> _Texto_
++++++

Marx no debió el triunfo de su vida a sus solas fuerzas, por poderosas que éstas fuesen. En cuanto puede humanamente juzgarse, hubiera sucumbido más temprano o más tarde y de un modo u otro, de no encontrar en Engels el amigo de cuya lealtad y espíritu de sacrificio podemos hoy formarnos una idea completa por su correspondencia ya publicada.
La imagen de esta amistad no tiene paren la historia. (…) Cuanto más se entretejían sus ideas y su obra, más resaltaba la personalidad propia de cada uno de ellos.
La diferencia de personalidades se acusaba ya en su aspecto exterior. Engels era un germano, rubio, esbelto, con modales ingleses, según lo atestigua un observador de la época; pulcramente vestido siempre, veíase en él la disciplina, no sólo del cuartel, sino de la oficina en que trabajaba. (…) Hecho a los negocios y a las diversiones de la burguesía inglesa, a sus cacerías de zorros y a sus banquetes de Navidad, Engels era el obrero de la inteligencia y el luchador que en una casita situada en las afueras de la ciudad tenía albergado un amor, una muchacha irlandesa de pueblo, en cuyos brazos iba a descansar cuando se sentía ya demasiado fatigado de las intrigas y las luchas de los hombres.

++++++

[Entradas de datos]
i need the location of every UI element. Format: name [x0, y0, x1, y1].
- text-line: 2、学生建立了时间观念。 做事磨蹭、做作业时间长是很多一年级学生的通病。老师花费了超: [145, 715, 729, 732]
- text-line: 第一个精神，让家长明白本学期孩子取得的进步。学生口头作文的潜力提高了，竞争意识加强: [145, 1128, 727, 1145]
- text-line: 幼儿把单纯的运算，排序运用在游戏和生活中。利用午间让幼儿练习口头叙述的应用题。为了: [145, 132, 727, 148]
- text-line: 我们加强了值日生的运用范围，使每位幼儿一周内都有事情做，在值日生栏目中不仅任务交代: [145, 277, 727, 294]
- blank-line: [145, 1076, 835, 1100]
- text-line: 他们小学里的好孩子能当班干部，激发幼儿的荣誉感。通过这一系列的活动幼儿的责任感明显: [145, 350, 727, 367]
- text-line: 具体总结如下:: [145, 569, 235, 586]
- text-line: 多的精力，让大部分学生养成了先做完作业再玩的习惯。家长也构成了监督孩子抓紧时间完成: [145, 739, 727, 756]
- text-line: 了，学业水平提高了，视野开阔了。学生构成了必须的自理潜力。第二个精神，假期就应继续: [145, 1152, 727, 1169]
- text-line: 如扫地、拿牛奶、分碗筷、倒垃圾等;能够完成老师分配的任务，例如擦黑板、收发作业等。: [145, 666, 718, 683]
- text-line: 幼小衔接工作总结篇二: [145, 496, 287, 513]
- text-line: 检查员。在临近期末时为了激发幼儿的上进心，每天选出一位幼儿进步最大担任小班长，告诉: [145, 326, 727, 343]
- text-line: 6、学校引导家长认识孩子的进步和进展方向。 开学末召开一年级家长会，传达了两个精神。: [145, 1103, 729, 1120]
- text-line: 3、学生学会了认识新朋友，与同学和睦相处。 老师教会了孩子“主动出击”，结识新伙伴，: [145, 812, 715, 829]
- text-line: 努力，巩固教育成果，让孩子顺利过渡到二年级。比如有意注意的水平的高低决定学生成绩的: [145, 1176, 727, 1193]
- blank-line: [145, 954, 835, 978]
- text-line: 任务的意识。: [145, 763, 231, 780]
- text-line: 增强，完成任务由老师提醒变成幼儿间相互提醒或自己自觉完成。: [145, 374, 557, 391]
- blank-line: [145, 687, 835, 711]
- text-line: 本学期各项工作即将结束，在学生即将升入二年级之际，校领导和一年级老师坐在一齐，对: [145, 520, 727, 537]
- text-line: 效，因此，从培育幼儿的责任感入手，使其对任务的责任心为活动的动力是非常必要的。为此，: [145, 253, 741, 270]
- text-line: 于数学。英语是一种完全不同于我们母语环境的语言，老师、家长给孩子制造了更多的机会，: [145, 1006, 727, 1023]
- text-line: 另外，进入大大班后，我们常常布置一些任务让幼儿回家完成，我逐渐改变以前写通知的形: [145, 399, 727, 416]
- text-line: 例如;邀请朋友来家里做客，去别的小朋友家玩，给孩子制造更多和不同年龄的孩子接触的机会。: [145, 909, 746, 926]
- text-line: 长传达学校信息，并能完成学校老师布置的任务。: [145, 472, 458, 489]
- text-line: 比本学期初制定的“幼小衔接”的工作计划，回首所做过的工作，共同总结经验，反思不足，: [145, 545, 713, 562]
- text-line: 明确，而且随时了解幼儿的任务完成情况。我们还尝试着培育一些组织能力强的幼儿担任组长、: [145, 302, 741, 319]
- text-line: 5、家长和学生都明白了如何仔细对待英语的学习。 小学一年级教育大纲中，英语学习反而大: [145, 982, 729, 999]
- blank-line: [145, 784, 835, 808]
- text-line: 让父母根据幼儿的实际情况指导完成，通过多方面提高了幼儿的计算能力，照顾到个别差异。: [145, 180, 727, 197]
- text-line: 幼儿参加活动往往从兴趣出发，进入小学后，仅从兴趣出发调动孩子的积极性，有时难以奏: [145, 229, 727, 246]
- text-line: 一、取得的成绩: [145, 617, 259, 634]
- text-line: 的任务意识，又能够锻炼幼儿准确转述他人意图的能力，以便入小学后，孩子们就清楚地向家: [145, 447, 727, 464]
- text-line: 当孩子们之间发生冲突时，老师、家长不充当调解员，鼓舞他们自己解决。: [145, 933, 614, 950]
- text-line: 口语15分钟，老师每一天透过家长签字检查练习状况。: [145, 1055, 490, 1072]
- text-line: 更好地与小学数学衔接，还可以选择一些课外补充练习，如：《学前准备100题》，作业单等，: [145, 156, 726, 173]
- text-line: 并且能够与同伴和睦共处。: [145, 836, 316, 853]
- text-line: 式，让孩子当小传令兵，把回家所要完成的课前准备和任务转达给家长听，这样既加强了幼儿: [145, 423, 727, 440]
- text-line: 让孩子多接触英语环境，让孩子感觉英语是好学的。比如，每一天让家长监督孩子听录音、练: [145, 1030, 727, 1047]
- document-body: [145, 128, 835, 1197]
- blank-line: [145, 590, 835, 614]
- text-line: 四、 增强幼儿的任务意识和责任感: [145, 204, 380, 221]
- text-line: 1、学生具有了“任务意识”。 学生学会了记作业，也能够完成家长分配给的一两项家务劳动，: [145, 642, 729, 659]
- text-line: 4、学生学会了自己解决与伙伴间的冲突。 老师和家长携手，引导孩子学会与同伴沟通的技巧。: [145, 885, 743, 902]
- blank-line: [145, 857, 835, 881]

++++++

> _Consigna_
Prosigue el texto sobre la amistad entre Marx y Engels a partir de su última oración.

> _Respuesta del ejercicio_
Marx era el reverso de esta medalla: recio, fornido, con sus ojuelos chispeantes y su melena de león, negra como el ébano y clara muestra de su origen semita; tardo en sus movimientos; un buen padre de familia agobiado, al margen de toda la vida social y mundana, en aquel centro cosmopolita, entregado al incesante trabajo de la inteligencia, comiendo aprisa para volver a él, absorbido por él hasta altas horas de la noche; pensador incansable para quien no había placer más alto que el pensamiento. (…) Poco práctico para las cosas pequeñas y genialmente práctico para las grandes; incapaz para llevar un presupuesto doméstico, pero de una capacidad incomparable para levantar y conducir un ejército que había de hacer cambiar la faz del mundo.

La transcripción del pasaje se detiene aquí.